● **AIM OF THE EXERCISE**: A faithful transcription of all the data is required.

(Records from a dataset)

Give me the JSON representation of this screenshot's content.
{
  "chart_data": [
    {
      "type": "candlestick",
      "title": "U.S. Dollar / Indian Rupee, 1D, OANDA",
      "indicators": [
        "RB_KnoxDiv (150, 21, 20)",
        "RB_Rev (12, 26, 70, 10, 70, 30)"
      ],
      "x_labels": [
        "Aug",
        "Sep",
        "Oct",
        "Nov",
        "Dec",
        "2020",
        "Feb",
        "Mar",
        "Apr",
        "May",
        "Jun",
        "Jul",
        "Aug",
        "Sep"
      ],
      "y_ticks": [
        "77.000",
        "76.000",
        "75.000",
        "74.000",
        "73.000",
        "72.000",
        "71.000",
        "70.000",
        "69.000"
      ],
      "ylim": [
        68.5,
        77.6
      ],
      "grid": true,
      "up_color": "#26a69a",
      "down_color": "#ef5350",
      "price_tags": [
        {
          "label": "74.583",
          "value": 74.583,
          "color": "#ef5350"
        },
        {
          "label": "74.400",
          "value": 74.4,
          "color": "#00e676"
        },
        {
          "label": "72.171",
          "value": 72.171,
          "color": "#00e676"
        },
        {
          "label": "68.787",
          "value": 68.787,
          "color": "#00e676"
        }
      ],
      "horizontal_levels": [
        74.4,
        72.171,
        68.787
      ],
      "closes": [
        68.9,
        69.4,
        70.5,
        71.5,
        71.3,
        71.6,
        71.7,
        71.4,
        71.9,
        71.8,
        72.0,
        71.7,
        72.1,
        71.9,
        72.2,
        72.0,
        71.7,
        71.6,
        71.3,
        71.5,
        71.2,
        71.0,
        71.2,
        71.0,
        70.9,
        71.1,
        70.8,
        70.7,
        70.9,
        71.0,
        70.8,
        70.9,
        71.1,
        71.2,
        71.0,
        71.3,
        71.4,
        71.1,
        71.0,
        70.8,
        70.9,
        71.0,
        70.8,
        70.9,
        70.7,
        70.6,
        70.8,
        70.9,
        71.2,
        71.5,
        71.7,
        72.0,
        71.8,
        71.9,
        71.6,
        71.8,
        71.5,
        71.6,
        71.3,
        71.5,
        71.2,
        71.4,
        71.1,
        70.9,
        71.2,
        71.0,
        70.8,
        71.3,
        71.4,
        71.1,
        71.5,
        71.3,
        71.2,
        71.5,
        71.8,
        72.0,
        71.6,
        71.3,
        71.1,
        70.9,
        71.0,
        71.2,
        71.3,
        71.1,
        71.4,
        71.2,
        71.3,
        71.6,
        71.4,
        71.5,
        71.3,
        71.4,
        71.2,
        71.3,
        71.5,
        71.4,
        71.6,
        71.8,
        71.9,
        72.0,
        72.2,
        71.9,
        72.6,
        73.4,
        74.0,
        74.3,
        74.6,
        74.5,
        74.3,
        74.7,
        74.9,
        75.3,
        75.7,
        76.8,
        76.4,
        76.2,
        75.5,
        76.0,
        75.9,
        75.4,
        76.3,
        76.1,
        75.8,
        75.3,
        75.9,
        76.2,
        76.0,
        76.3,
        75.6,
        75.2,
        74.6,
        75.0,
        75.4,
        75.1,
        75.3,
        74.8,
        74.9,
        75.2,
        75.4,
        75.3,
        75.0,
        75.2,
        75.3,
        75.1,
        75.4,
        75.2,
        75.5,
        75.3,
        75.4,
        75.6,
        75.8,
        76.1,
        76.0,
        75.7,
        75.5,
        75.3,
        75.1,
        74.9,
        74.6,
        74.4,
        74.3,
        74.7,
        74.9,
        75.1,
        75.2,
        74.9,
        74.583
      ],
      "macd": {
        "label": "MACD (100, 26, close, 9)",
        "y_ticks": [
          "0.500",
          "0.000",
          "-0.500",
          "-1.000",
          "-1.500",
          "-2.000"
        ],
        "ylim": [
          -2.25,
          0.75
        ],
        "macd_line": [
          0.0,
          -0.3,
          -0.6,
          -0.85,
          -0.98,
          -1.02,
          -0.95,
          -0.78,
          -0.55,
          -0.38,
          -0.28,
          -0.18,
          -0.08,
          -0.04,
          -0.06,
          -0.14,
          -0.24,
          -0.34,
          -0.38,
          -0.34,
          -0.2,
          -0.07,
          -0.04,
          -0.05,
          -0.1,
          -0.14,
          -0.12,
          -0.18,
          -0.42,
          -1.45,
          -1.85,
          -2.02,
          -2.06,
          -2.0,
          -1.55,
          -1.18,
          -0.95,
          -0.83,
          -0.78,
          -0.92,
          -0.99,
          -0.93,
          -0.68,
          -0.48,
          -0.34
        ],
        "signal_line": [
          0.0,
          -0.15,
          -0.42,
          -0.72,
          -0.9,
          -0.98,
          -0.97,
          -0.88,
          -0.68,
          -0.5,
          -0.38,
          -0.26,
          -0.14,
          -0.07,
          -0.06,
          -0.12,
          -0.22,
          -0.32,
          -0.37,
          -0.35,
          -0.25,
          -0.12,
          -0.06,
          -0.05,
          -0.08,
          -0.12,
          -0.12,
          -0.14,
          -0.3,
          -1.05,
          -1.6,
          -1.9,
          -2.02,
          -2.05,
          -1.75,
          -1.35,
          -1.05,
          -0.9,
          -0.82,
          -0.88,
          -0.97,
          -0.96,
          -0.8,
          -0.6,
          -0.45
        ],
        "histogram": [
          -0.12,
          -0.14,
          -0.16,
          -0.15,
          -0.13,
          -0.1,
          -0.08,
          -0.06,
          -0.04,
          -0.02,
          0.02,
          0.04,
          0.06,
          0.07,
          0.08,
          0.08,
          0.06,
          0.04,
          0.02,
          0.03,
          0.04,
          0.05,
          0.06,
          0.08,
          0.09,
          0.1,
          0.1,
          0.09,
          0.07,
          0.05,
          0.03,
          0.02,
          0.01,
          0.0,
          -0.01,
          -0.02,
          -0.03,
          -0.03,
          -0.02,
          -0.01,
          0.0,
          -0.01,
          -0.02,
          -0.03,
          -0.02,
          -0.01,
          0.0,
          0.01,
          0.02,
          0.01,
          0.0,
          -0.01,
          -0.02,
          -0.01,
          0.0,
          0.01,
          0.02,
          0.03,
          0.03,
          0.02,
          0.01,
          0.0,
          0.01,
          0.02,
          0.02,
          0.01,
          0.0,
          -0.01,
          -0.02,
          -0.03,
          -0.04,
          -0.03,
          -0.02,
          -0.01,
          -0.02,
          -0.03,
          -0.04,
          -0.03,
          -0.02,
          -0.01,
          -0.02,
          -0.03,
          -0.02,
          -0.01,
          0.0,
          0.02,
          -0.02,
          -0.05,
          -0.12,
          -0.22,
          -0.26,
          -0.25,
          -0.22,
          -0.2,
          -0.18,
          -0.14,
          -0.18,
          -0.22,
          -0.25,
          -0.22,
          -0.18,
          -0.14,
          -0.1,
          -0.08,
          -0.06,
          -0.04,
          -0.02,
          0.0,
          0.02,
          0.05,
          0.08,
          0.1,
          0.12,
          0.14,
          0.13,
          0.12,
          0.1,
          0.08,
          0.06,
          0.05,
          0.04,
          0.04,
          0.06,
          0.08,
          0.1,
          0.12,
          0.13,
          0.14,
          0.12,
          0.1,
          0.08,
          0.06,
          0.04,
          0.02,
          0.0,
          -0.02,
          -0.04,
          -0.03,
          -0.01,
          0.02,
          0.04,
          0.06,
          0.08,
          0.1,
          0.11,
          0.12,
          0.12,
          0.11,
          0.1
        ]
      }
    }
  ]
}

● **SOLUTION TO THIS PROBLEM**:
Give me the JSON representation of this screenshot's content.
{
  "chart_data": [
    {
      "type": "candlestick",
      "title": "U.S. Dollar / Indian Rupee, 1D, OANDA",
      "indicators": [
        "RB_KnoxDiv (150, 21, 20)",
        "RB_Rev (12, 26, 70, 10, 70, 30)"
      ],
      "x_labels": [
        "Aug",
        "Sep",
        "Oct",
        "Nov",
        "Dec",
        "2020",
        "Feb",
        "Mar",
        "Apr",
        "May",
        "Jun",
        "Jul",
        "Aug",
        "Sep"
      ],
      "y_ticks": [
        "77.000",
        "76.000",
        "75.000",
        "74.000",
        "73.000",
        "72.000",
        "71.000",
        "70.000",
        "69.000"
      ],
      "ylim": [
        68.5,
        77.6
      ],
      "grid": true,
      "up_color": "#26a69a",
      "down_color": "#ef5350",
      "price_tags": [
        {
          "label": "74.583",
          "value": 74.583,
          "color": "#ef5350"
        },
        {
          "label": "74.400",
          "value": 74.4,
          "color": "#00e676"
        },
        {
          "label": "72.171",
          "value": 72.171,
          "color": "#00e676"
        },
        {
          "label": "68.787",
          "value": 68.787,
          "color": "#00e676"
        }
      ],
      "horizontal_levels": [
        74.4,
        72.171,
        68.787
      ],
      "closes": [
        68.9,
        69.4,
        70.5,
        71.5,
        71.3,
        71.6,
        71.7,
        71.4,
        71.9,
        71.8,
        72.0,
        71.7,
        72.1,
        71.9,
        72.2,
        72.0,
        71.7,
        71.6,
        71.3,
        71.5,
        71.2,
        71.0,
        71.2,
        71.0,
        70.9,
        71.1,
        70.8,
        70.7,
        70.9,
        71.0,
        70.8,
        70.9,
        71.1,
        71.2,
        71.0,
        71.3,
        71.4,
        71.1,
        71.0,
        70.8,
        70.9,
        71.0,
        70.8,
        70.9,
        70.7,
        70.6,
        70.8,
        70.9,
        71.2,
        71.5,
        71.7,
        72.0,
        71.8,
        71.9,
        71.6,
        71.8,
        71.5,
        71.6,
        71.3,
        71.5,
        71.2,
        71.4,
        71.1,
        70.9,
        71.2,
        71.0,
        70.8,
        71.3,
        71.4,
        71.1,
        71.5,
        71.3,
        71.2,
        71.5,
        71.8,
        72.0,
        71.6,
        71.3,
        71.1,
        70.9,
        71.0,
        71.2,
        71.3,
        71.1,
        71.4,
        71.2,
        71.3,
        71.6,
        71.4,
        71.5,
        71.3,
        71.4,
        71.2,
        71.3,
        71.5,
        71.4,
        71.6,
        71.8,
        71.9,
        72.0,
        72.2,
        71.9,
        72.6,
        73.4,
        74.0,
        74.3,
        74.6,
        74.5,
        74.3,
        74.7,
        74.9,
        75.3,
        75.7,
        76.8,
        76.4,
        76.2,
        75.5,
        76.0,
        75.9,
        75.4,
        76.3,
        76.1,
        75.8,
        75.3,
        75.9,
        76.2,
        76.0,
        76.3,
        75.6,
        75.2,
        74.6,
        75.0,
        75.4,
        75.1,
        75.3,
        74.8,
        74.9,
        75.2,
        75.4,
        75.3,
        75.0,
        75.2,
        75.3,
        75.1,
        75.4,
        75.2,
        75.5,
        75.3,
        75.4,
        75.6,
        75.8,
        76.1,
        76.0,
        75.7,
        75.5,
        75.3,
        75.1,
        74.9,
        74.6,
        74.4,
        74.3,
        74.7,
        74.9,
        75.1,
        75.2,
        74.9,
        74.583
      ],
      "macd": {
        "label": "MACD (100, 26, close, 9)",
        "y_ticks": [
          "0.500",
          "0.000",
          "-0.500",
          "-1.000",
          "-1.500",
          "-2.000"
        ],
        "ylim": [
          -2.25,
          0.75
        ],
        "macd_line": [
          0.0,
          -0.3,
          -0.6,
          -0.85,
          -0.98,
          -1.02,
          -0.95,
          -0.78,
          -0.55,
          -0.38,
          -0.28,
          -0.18,
          -0.08,
          -0.04,
          -0.06,
          -0.14,
          -0.24,
          -0.34,
          -0.38,
          -0.34,
          -0.2,
          -0.07,
          -0.04,
          -0.05,
          -0.1,
          -0.14,
          -0.12,
          -0.18,
          -0.42,
          -1.45,
          -1.85,
          -2.02,
          -2.06,
          -2.0,
          -1.55,
          -1.18,
          -0.95,
          -0.83,
          -0.78,
          -0.92,
          -0.99,
          -0.93,
          -0.68,
          -0.48,
          -0.34
        ],
        "signal_line": [
          0.0,
          -0.15,
          -0.42,
          -0.72,
          -0.9,
          -0.98,
          -0.97,
          -0.88,
          -0.68,
          -0.5,
          -0.38,
          -0.26,
          -0.14,
          -0.07,
          -0.06,
          -0.12,
          -0.22,
          -0.32,
          -0.37,
          -0.35,
          -0.25,
          -0.12,
          -0.06,
          -0.05,
          -0.08,
          -0.12,
          -0.12,
          -0.14,
          -0.3,
          -1.05,
          -1.6,
          -1.9,
          -2.02,
          -2.05,
          -1.75,
          -1.35,
          -1.05,
          -0.9,
          -0.82,
          -0.88,
          -0.97,
          -0.96,
          -0.8,
          -0.6,
          -0.45
        ],
        "histogram": [
          -0.12,
          -0.14,
          -0.16,
          -0.15,
          -0.13,
          -0.1,
          -0.08,
          -0.06,
          -0.04,
          -0.02,
          0.02,
          0.04,
          0.06,
          0.07,
          0.08,
          0.08,
          0.06,
          0.04,
          0.02,
          0.03,
          0.04,
          0.05,
          0.06,
          0.08,
          0.09,
          0.1,
          0.1,
          0.09,
          0.07,
          0.05,
          0.03,
          0.02,
          0.01,
          0.0,
          -0.01,
          -0.02,
          -0.03,
          -0.03,
          -0.02,
          -0.01,
          0.0,
          -0.01,
          -0.02,
          -0.03,
          -0.02,
          -0.01,
          0.0,
          0.01,
          0.02,
          0.01,
          0.0,
          -0.01,
          -0.02,
          -0.01,
          0.0,
          0.01,
          0.02,
          0.03,
          0.03,
          0.02,
          0.01,
          0.0,
          0.01,
          0.02,
          0.02,
          0.01,
          0.0,
          -0.01,
          -0.02,
          -0.03,
          -0.04,
          -0.03,
          -0.02,
          -0.01,
          -0.02,
          -0.03,
          -0.04,
          -0.03,
          -0.02,
          -0.01,
          -0.02,
          -0.03,
          -0.02,
          -0.01,
          0.0,
          0.02,
          -0.02,
          -0.05,
          -0.12,
          -0.22,
          -0.26,
          -0.25,
          -0.22,
          -0.2,
          -0.18,
          -0.14,
          -0.18,
          -0.22,
          -0.25,
          -0.22,
          -0.18,
          -0.14,
          -0.1,
          -0.08,
          -0.06,
          -0.04,
          -0.02,
          0.0,
          0.02,
          0.05,
          0.08,
          0.1,
          0.12,
          0.14,
          0.13,
          0.12,
          0.1,
          0.08,
          0.06,
          0.05,
          0.04,
          0.04,
          0.06,
          0.08,
          0.1,
          0.12,
          0.13,
          0.14,
          0.12,
          0.1,
          0.08,
          0.06,
          0.04,
          0.02,
          0.0,
          -0.02,
          -0.04,
          -0.03,
          -0.01,
          0.02,
          0.04,
          0.06,
          0.08,
          0.1,
          0.11,
          0.12,
          0.12,
          0.11,
          0.1
        ]
      }
    }
  ]
}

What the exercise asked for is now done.